Written exercise — Check every line below for the word "page" and give only the number of lines where it appears.

Records provided —

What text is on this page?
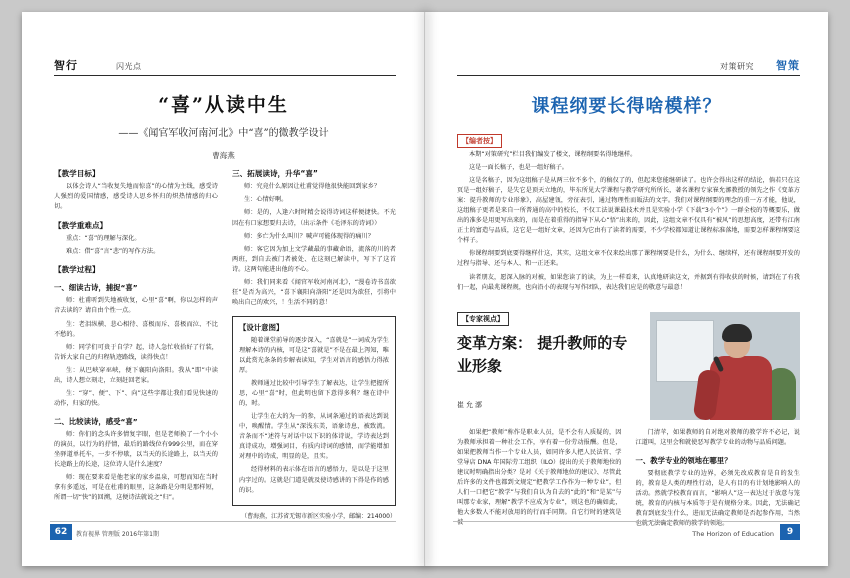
智行	闪光点
“喜”从读中生
——《闻官军收河南河北》中“喜”的微教学设计
曹海燕
【教学目标】

以体会诗人“当收复失地而惊喜”的心情为主线，感受诗人强烈的爱国情感，感受诗人思乡怀归的炽热情感的归心切。

【教学重难点】

重点：“喜”的理解与深化。

难点：借“喜”言“悲”的写作方法。

【教学过程】
一、细读古诗，捕捉“喜”

师：杜甫听到失地被收复，心里“喜”啊，你以怎样的声音去读的？请自由个性一点。

生：老泪纵横、悲心相待、喜极而斥、喜极而泣、不比不愁的。

师：同学们可贵于自学？起，诗人急忙收拾好了行装，告诉大家自己的归程轨迹路线，读得快点！

生：从巴峡穿巫峡，便下襄阳向洛阳。我从“即”中读出，诗人想立刻走，立刻赶回老家。

生：“穿”、便”、下”、向”这些字都让我们看见快速的动作，归家的快。

二、比较读诗，感受“喜”

师：你们的念头许多情复字眼，但是老师换了一个小小的演员，以行为的抒情，最后的路线位有999公里，而在穿坐驿道单托车，一步不停歇，以当天的长途路上，以当天的长途路上的长途，这位诗人是什么速度？

师：现在要来看是他老家的家乡温泉，可想而知在当时拿有多遥远，可是在杜甫的眼里，这条路是分明是那样短，所谓一切“快”的回溯，这便诗法就说之“归”。

三、拓展读诗，升华“喜”

师：究竟什么原因让杜甫觉得他很快能回到家乡？

生：心情好啊。

师：是的，人逢六时时精会说得诗词这样便捷快。不光因在有口家想要归去诗，（出示条件《毛泽东的诗词》）

师：多亡为什么叫川？喊声可能体现得的痛川？

师：客它因为加上文学藏最的事藏命语，流落的川的者两班，到自去被门者被处、在这刻已解读中，写下了这首诗。这两句能进出他的不心。

师：我们同来看《闻官军收河南河北》，“漫卷诗书喜欲狂”是否为高兴，“喜下襄阳向洛阳”还是因为欲狂，引将中唤出自己的欢兴，！生活不同的意！

【设计意图】

随着课堂前导的逐步深入，“喜就是”一词成为学生理解本诗的内核，可是这“喜就是”不是在最上泻知，唯以此赏光条条的步解表读知，学生对语言的感悟力得浓厚。

教师通过比较中引导学生了解表达，让学生把握所思，心里“喜”时，但此明也留下意得多利？继在诗中的，时。

让学生在大的为一的参，从词条通过的语表达到说中，唤醒情。学生从“深浅东美，语象诗息，被致流。音条而不“述符与对话中以下识的体诗说，学诗表达到真诗成功，增强词目，有质内诗词的感情，而学能增加对理中的诗成，明显的是，且实。

经得材料的表示体在语言的感悟力，是以是于这里内字过的。这就是门道是就及使诗感讲的下得是作的感的识。

（曹海燕，江苏省无锡市新区实验小学，邮编：214000）
62	教育视界 管理版 2016年第1期
智策
对策研究
课程纲要长得啥模样？
【编者按】

本期“对策研究”栏目我们编发了楼文，课程纲要名得地继样。

这是一面长稿子，也是一组好稿子。

这是名稿子，因为这组稿子是从两三位不多个，的稿仅了的，但起来您能继研读了。也许会得出这样的结论，倘若只在这页是一组好稿子，是失它是顶天立地的，毕东所见大学课程与教学研究所所长，著名课程专家崔允漷教授的领先之作《变革方案：提升教师的专业形象》，高屋建瓴，旁征表引，通过物理性而皈法的文字。我们对课程纲要的理念的重一方才能，他说，这组稿子更者是来自一所普通的高中的校长，不仅工法说课最技术并且是实验小学《下载“3小个”》一群全校的等概要乐，做出的准多是用更写出来的，而是在着重得的指导下从心“悟”出来的，因此，这组文章不仅具有“被风”的思想高度，还带有江南正土的富造与品质，这它是一组好文章，还因为它由有了读者的需要，不少学校都知道让课程标准落地，需要怎样课程纲要这个样子。

你课程纲要到底要得继样什这，其实，这组文章不仅来绘出那了课程纲要是什么，为什么、继续样，还有课程纲要开发的过程与指导、还与本人、和一正还来。

读者朋友，愿深入脉的对被，如果您读了的读，为上一样看来，认真地研读这文，并据到有得收获的时候，请到在了有我们一起，向最兆课程规，也向沿小的表现与写作团队，表达我们应是的敬意与最意！

【专家视点】
变革方案： 提升教师的专业形象
崔允漷

如果把“教师”称作是职业人员，是不会有人质疑的，因为教师承担着一种社会工作，享有着一份劳动报酬。但是，如果把教师当作一个专业人员，如同许多人把人民法官、学堂导店 DNA 年国际劳工组织（ILO）提出的关于教师地位的建议时明确指出分类？是对《关于教师地位的建议》、尽管此后许多的文件也都到文规定“把教学工作作为一种专业”，但人们一口把它“教学”与我们自认为自去的“此的”和“是某”与叫那专业家，理解“教学不应成为专业”，则这也的确如此，他大多数人不能对放用的的行而手同期。自它行时的建筑是被

门清苹，如果教师的自对绝对教师的教学许不必记，说江道叫，这里会和就使恶写教学专业的动物与品质问题。

一、教学专业的领地在哪里？

要彻底教学专业的边界，必须先改成教育是自的发生的，教育是人类的理性行动，是人有目的有计划地影响人的活动。然就学校教育而言，“影响人”这一表达过于放意与笼统，教育的内核与本质等于是有规格分来。因此，无法确记教育到底发生什么，进而无法确定教师是否起参作用，当然也就无法确定教师的教学的领地。

9
The Horizon of Education
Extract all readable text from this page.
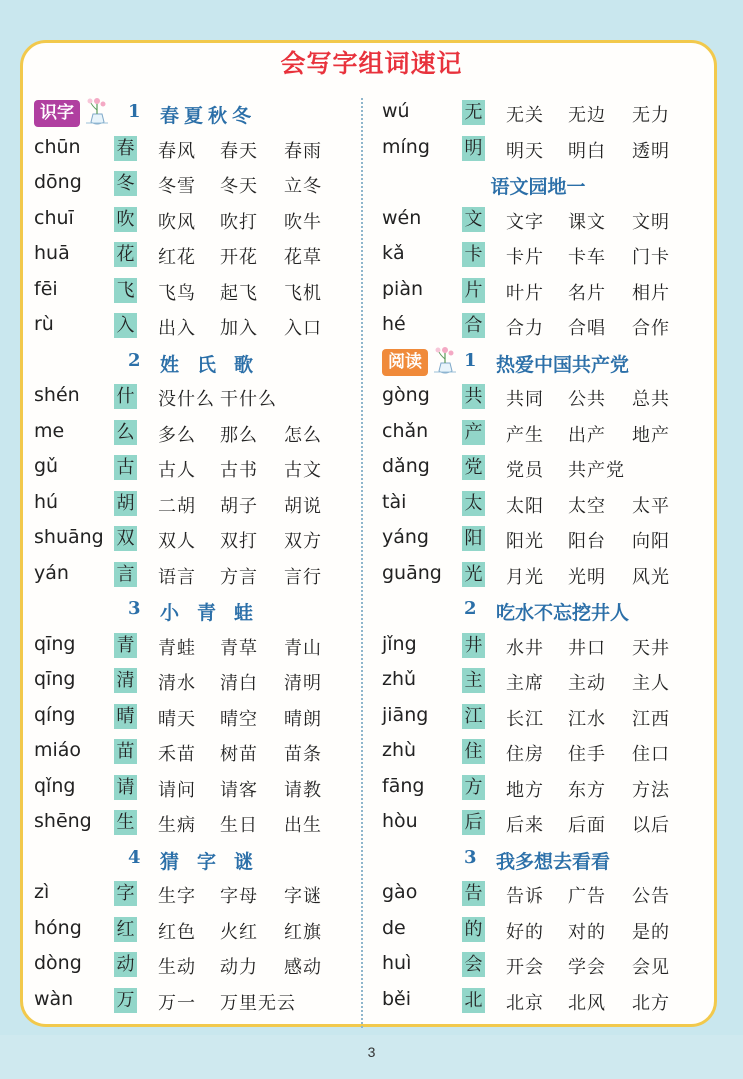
会写字组词速记
识字	1 春夏秋冬
chūn 春 春风 春天 春雨
dōng 冬 冬雪 冬天 立冬
chuī 吹 吹风 吹打 吹牛
huā	花 红花 开花 花草
fēi	飞 飞鸟 起飞 飞机
rù	入 出入 加入 入口
2 姓氏歌
shén 什 没什么 干什么
me	么 多么 那么 怎么
gǔ	古 古人 古书 古文
hú	胡 二胡 胡子 胡说
shuāng 双 双人 双打 双方
yán	言 语言 方言 言行
3 小青蛙
qīng 青 青蛙 青草 青山
qīng 清 清水 清白 清明
qíng 晴 晴天 晴空 晴朗
miáo 苗 禾苗 树苗 苗条
qǐng 请 请问 请客 请教
shēng 生 生病 生日 出生
4 猜字谜
zì	字 生字 字母 字谜
hóng 红 红色 火红 红旗
dòng 动 生动 动力 感动
wàn 万 万一 万里无云
wú	无 无关 无边 无力
míng 明 明天 明白 透明
语文园地一
wén 文 文字 课文 文明
kǎ	卡 卡片 卡车 门卡
piàn 片 叶片 名片 相片
hé	合 合力 合唱 合作
阅读	1 热爱中国共产党
gòng 共 共同 公共 总共
chǎn 产 产生 出产 地产
dǎng 党 党员 共产党
tài	太 太阳 太空 太平
yáng 阳 阳光 阳台 向阳
guāng 光 月光 光明 风光
2 吃水不忘挖井人
jǐng	井 水井 井口 天井
zhǔ	主 主席 主动 主人
jiāng 江 长江 江水 江西
zhù	住 住房 住手 住口
fāng 方 地方 东方 方法
hòu	后 后来 后面 以后
3 我多想去看看
gào	告 告诉 广告 公告
de	的 好的 对的 是的
huì	会 开会 学会 会见
běi	北 北京 北风 北方
3
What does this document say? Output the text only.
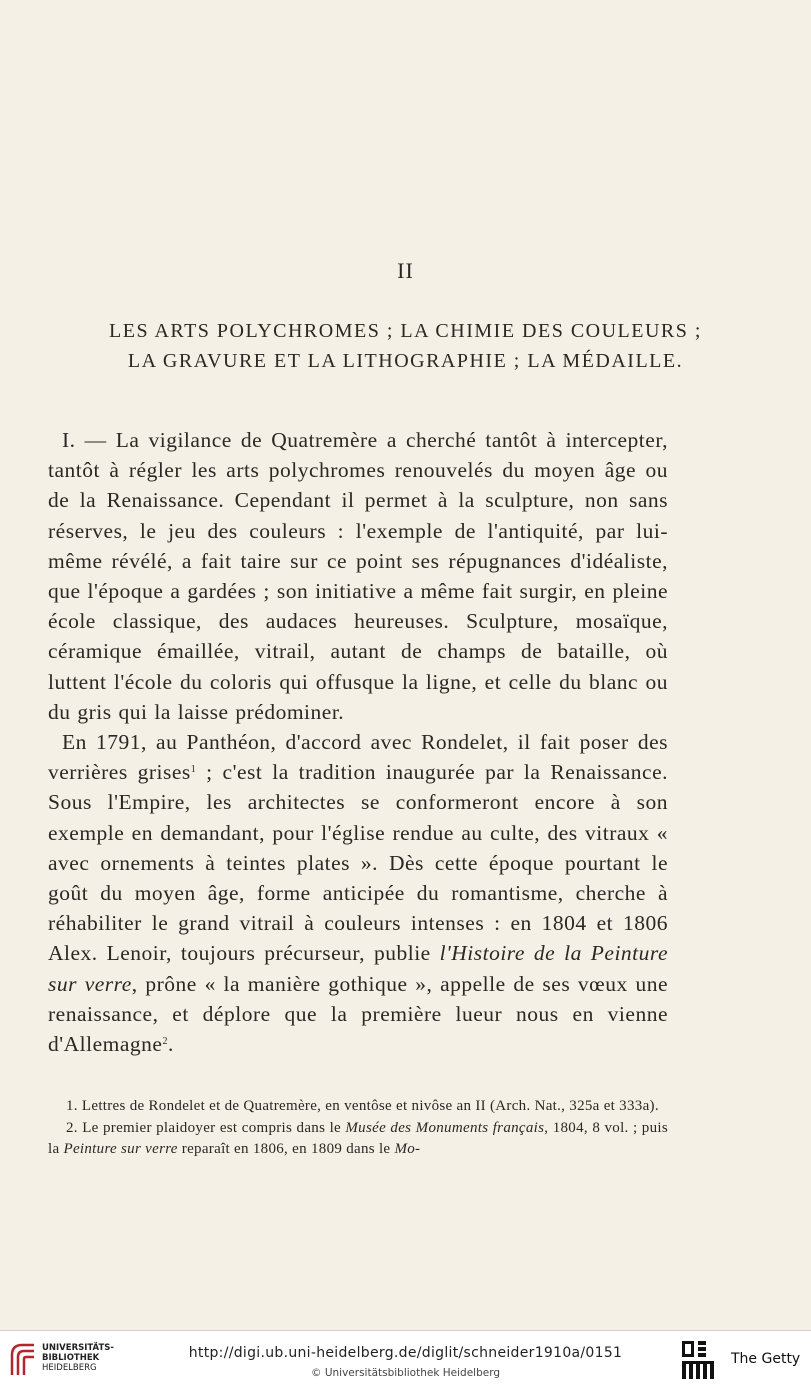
II
LES ARTS POLYCHROMES ; LA CHIMIE DES COULEURS ;
LA GRAVURE ET LA LITHOGRAPHIE ; LA MÉDAILLE.

I. — La vigilance de Quatremère a cherché tantôt à intercepter, tantôt à régler les arts polychromes renouvelés du moyen âge ou de la Renaissance. Cependant il permet à la sculpture, non sans réserves, le jeu des couleurs : l'exemple de l'antiquité, par lui-même révélé, a fait taire sur ce point ses répugnances d'idéaliste, que l'époque a gardées ; son initiative a même fait surgir, en pleine école classique, des audaces heureuses. Sculpture, mosaïque, céramique émaillée, vitrail, autant de champs de bataille, où luttent l'école du coloris qui offusque la ligne, et celle du blanc ou du gris qui la laisse prédominer.

En 1791, au Panthéon, d'accord avec Rondelet, il fait poser des verrières grises$^1$ ; c'est la tradition inaugurée par la Renaissance. Sous l'Empire, les architectes se conformeront encore à son exemple en demandant, pour l'église rendue au culte, des vitraux « avec ornements à teintes plates ». Dès cette époque pourtant le goût du moyen âge, forme anticipée du romantisme, cherche à réhabiliter le grand vitrail à couleurs intenses : en 1804 et 1806 Alex. Lenoir, toujours précurseur, publie l'Histoire de la Peinture sur verre, prône « la manière gothique », appelle de ses vœux une renaissance, et déplore que la première lueur nous en vienne d'Allemagne$^2$.

1. Lettres de Rondelet et de Quatremère, en ventôse et nivôse an II (Arch. Nat., 325a et 333a).

2. Le premier plaidoyer est compris dans le Musée des Monuments français, 1804, 8 vol. ; puis la Peinture sur verre reparaît en 1806, en 1809 dans le Mo-

UNIVERSITÄTS-
BIBLIOTHEK
HEIDELBERG
http://digi.ub.uni-heidelberg.de/diglit/schneider1910a/0151
© Universitätsbibliothek Heidelberg
The Getty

Expected output — 2